Copy every line of the entries that includes the word "Home".

>> Begin Material for this exercise

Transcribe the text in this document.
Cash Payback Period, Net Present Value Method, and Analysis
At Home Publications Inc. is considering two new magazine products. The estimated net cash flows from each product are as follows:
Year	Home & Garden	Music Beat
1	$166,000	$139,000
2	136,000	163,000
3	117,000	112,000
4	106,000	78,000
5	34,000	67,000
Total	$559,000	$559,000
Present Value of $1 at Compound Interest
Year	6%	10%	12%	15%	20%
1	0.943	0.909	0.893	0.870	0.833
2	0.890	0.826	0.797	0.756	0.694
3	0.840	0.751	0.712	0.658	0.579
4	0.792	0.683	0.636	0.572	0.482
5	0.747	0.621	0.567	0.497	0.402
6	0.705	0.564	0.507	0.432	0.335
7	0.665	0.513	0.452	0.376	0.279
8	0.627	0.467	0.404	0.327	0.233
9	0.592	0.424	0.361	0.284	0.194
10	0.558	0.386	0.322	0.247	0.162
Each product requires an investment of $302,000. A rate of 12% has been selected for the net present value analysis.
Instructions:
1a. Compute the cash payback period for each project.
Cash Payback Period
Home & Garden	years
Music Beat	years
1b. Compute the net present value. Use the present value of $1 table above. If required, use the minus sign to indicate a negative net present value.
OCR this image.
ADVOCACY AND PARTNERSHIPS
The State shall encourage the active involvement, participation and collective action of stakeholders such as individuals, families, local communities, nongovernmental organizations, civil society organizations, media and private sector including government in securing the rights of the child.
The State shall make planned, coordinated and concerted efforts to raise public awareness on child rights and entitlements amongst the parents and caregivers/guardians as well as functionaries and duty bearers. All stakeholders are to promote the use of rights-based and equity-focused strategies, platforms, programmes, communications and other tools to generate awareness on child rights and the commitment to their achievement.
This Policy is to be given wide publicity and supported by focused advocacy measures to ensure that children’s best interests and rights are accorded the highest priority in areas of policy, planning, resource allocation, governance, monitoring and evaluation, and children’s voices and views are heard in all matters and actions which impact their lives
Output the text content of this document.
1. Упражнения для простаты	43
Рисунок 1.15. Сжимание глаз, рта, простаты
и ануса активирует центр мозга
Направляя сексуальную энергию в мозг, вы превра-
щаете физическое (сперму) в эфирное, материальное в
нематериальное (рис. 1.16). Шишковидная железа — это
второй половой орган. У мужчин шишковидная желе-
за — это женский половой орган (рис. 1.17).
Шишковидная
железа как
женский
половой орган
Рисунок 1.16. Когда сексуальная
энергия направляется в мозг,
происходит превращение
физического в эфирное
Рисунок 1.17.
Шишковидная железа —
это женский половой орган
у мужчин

>> End Material for this exercise
>> Begin Material for this exercise

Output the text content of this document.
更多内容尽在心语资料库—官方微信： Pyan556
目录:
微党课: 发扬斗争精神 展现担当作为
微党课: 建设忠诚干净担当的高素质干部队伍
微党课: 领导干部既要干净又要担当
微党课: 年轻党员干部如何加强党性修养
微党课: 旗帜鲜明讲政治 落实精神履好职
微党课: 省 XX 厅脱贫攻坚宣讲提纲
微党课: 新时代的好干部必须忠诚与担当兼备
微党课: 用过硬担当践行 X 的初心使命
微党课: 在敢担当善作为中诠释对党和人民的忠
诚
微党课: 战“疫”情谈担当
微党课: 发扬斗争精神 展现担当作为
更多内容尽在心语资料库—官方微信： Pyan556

>> End Material for this exercise

— Reply —
At Home Publications Inc. is considering two new magazine products. The estimated net cash flows from each product are as follows:
Year	Home & Garden	Music Beat
Home & Garden	years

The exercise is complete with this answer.